_Collected data_.
>> begin
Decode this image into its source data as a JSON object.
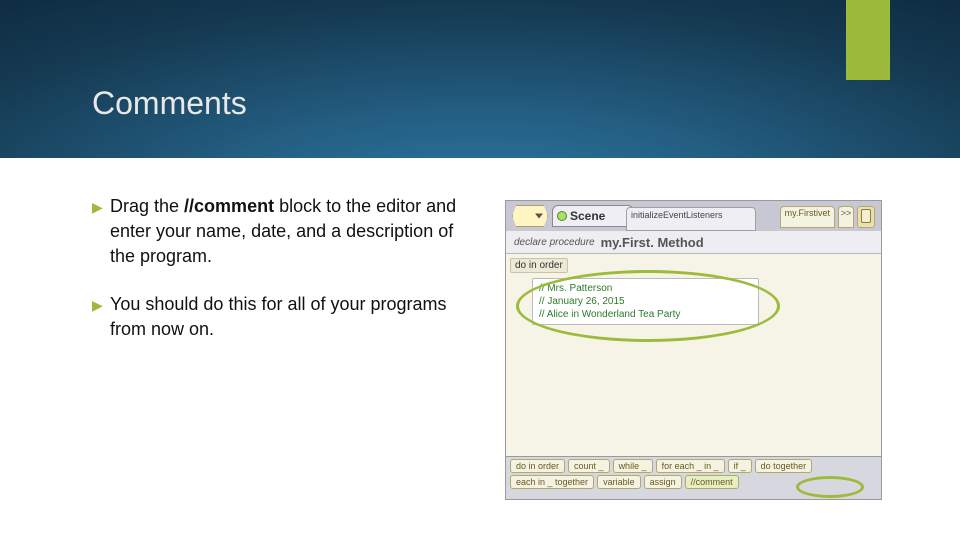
{
  "title": "Comments",
  "bullets": [
    {
      "pre": "Drag the ",
      "bold": "//comment",
      "post": " block to the editor and enter your name, date, and a description of the program."
    },
    {
      "text": "You should do this for all of your programs from now on."
    }
  ],
  "alice": {
    "sceneTab": "Scene",
    "initTab": "initializeEventListeners",
    "methodTab1": "my.Firstivet",
    "nextTab": ">>",
    "declare": "declare procedure",
    "methodName": "my.First. Method",
    "doInOrder": "do in order",
    "comments": [
      "// Mrs. Patterson",
      "// January 26, 2015",
      "// Alice in Wonderland Tea Party"
    ],
    "palette_row1": [
      "do in order",
      "count _",
      "while _",
      "for each _ in _",
      "if _",
      "do together"
    ],
    "palette_row2": [
      "each in _ together",
      "variable",
      "assign",
      "//comment"
    ]
  }
}
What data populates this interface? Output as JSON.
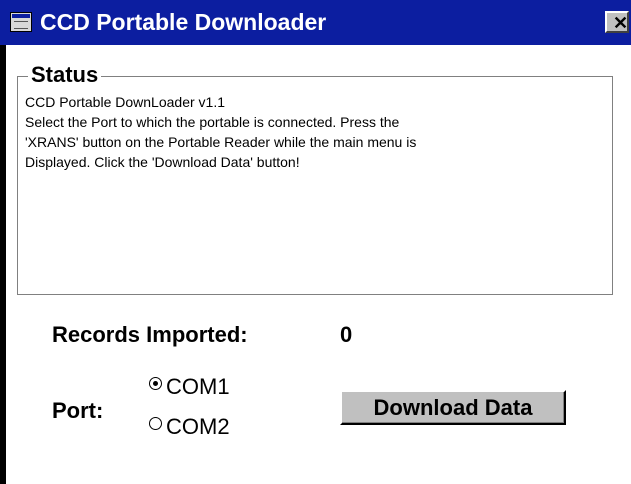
>> end
For each line in the data above that contains the string "JSON", extract the line.

Decode this image into its source data as a JSON object.
What data populates this interface? Output as JSON.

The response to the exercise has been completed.